▶ _Aim of the exercise_: Below are some entries; can you quote all of them exactly?

▶ _Records_:
┄┄┄┄┄┄

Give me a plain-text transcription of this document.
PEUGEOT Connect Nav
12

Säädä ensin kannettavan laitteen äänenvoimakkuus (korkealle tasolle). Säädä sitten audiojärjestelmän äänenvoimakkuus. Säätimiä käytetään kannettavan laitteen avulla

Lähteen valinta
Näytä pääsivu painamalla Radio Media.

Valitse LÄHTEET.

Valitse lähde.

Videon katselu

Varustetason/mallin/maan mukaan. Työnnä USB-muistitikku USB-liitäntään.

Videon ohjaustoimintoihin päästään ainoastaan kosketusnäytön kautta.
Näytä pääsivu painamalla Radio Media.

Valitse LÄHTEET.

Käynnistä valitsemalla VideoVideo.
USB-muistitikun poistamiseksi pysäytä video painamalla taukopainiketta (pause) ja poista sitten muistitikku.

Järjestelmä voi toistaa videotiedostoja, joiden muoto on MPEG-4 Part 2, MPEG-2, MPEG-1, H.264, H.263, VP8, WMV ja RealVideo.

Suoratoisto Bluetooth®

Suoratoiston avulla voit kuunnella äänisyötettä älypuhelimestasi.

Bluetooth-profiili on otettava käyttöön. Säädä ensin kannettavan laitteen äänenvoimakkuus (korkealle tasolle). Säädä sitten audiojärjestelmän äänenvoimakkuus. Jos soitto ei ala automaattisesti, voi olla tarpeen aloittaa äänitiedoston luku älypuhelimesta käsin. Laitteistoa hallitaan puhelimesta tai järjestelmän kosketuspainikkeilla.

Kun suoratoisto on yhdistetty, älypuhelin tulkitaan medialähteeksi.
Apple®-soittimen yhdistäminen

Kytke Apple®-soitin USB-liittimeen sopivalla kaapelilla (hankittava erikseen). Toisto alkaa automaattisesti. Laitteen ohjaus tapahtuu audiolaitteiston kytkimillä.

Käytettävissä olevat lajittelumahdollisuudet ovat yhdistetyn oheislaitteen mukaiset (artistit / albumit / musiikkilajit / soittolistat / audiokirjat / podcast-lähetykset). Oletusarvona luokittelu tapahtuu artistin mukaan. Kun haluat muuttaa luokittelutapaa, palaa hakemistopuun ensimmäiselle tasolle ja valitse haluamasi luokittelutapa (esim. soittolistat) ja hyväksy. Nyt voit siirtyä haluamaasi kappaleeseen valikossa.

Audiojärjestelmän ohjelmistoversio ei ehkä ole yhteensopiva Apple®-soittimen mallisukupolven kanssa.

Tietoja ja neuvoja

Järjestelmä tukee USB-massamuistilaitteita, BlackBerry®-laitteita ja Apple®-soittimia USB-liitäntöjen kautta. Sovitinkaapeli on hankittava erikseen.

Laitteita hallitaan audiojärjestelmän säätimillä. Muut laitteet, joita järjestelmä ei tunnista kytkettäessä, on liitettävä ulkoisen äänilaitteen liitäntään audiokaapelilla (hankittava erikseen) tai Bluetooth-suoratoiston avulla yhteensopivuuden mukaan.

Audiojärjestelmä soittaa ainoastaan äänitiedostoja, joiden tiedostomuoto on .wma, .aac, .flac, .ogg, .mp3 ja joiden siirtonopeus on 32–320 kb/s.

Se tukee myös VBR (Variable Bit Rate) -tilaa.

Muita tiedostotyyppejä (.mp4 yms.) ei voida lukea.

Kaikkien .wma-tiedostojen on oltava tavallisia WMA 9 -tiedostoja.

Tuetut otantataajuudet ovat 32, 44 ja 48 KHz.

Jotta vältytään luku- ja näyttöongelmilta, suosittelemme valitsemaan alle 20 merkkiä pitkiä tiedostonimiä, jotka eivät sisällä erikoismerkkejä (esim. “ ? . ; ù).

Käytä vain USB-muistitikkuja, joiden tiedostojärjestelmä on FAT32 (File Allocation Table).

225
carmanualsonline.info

┄┄┄┄┄┄

▶ _The solution_:
Give me a plain-text transcription of this document.
PEUGEOT Connect Nav
12

Säädä ensin kannettavan laitteen äänenvoimakkuus (korkealle tasolle). Säädä sitten audiojärjestelmän äänenvoimakkuus. Säätimiä käytetään kannettavan laitteen avulla

Lähteen valinta
Näytä pääsivu painamalla Radio Media.

Valitse LÄHTEET.

Valitse lähde.

Videon katselu

Varustetason/mallin/maan mukaan. Työnnä USB-muistitikku USB-liitäntään.

Videon ohjaustoimintoihin päästään ainoastaan kosketusnäytön kautta.
Näytä pääsivu painamalla Radio Media.

Valitse LÄHTEET.

Käynnistä valitsemalla VideoVideo.
USB-muistitikun poistamiseksi pysäytä video painamalla taukopainiketta (pause) ja poista sitten muistitikku.

Järjestelmä voi toistaa videotiedostoja, joiden muoto on MPEG-4 Part 2, MPEG-2, MPEG-1, H.264, H.263, VP8, WMV ja RealVideo.

Suoratoisto Bluetooth®

Suoratoiston avulla voit kuunnella äänisyötettä älypuhelimestasi.

Bluetooth-profiili on otettava käyttöön. Säädä ensin kannettavan laitteen äänenvoimakkuus (korkealle tasolle). Säädä sitten audiojärjestelmän äänenvoimakkuus. Jos soitto ei ala automaattisesti, voi olla tarpeen aloittaa äänitiedoston luku älypuhelimesta käsin. Laitteistoa hallitaan puhelimesta tai järjestelmän kosketuspainikkeilla.

Kun suoratoisto on yhdistetty, älypuhelin tulkitaan medialähteeksi.
Apple®-soittimen yhdistäminen

Kytke Apple®-soitin USB-liittimeen sopivalla kaapelilla (hankittava erikseen). Toisto alkaa automaattisesti. Laitteen ohjaus tapahtuu audiolaitteiston kytkimillä.

Käytettävissä olevat lajittelumahdollisuudet ovat yhdistetyn oheislaitteen mukaiset (artistit / albumit / musiikkilajit / soittolistat / audiokirjat / podcast-lähetykset). Oletusarvona luokittelu tapahtuu artistin mukaan. Kun haluat muuttaa luokittelutapaa, palaa hakemistopuun ensimmäiselle tasolle ja valitse haluamasi luokittelutapa (esim. soittolistat) ja hyväksy. Nyt voit siirtyä haluamaasi kappaleeseen valikossa.

Audiojärjestelmän ohjelmistoversio ei ehkä ole yhteensopiva Apple®-soittimen mallisukupolven kanssa.

Tietoja ja neuvoja

Järjestelmä tukee USB-massamuistilaitteita, BlackBerry®-laitteita ja Apple®-soittimia USB-liitäntöjen kautta. Sovitinkaapeli on hankittava erikseen.

Laitteita hallitaan audiojärjestelmän säätimillä. Muut laitteet, joita järjestelmä ei tunnista kytkettäessä, on liitettävä ulkoisen äänilaitteen liitäntään audiokaapelilla (hankittava erikseen) tai Bluetooth-suoratoiston avulla yhteensopivuuden mukaan.

Audiojärjestelmä soittaa ainoastaan äänitiedostoja, joiden tiedostomuoto on .wma, .aac, .flac, .ogg, .mp3 ja joiden siirtonopeus on 32–320 kb/s.

Se tukee myös VBR (Variable Bit Rate) -tilaa.

Muita tiedostotyyppejä (.mp4 yms.) ei voida lukea.

Kaikkien .wma-tiedostojen on oltava tavallisia WMA 9 -tiedostoja.

Tuetut otantataajuudet ovat 32, 44 ja 48 KHz.

Jotta vältytään luku- ja näyttöongelmilta, suosittelemme valitsemaan alle 20 merkkiä pitkiä tiedostonimiä, jotka eivät sisällä erikoismerkkejä (esim. “ ? . ; ù).

Käytä vain USB-muistitikkuja, joiden tiedostojärjestelmä on FAT32 (File Allocation Table).

225
carmanualsonline.info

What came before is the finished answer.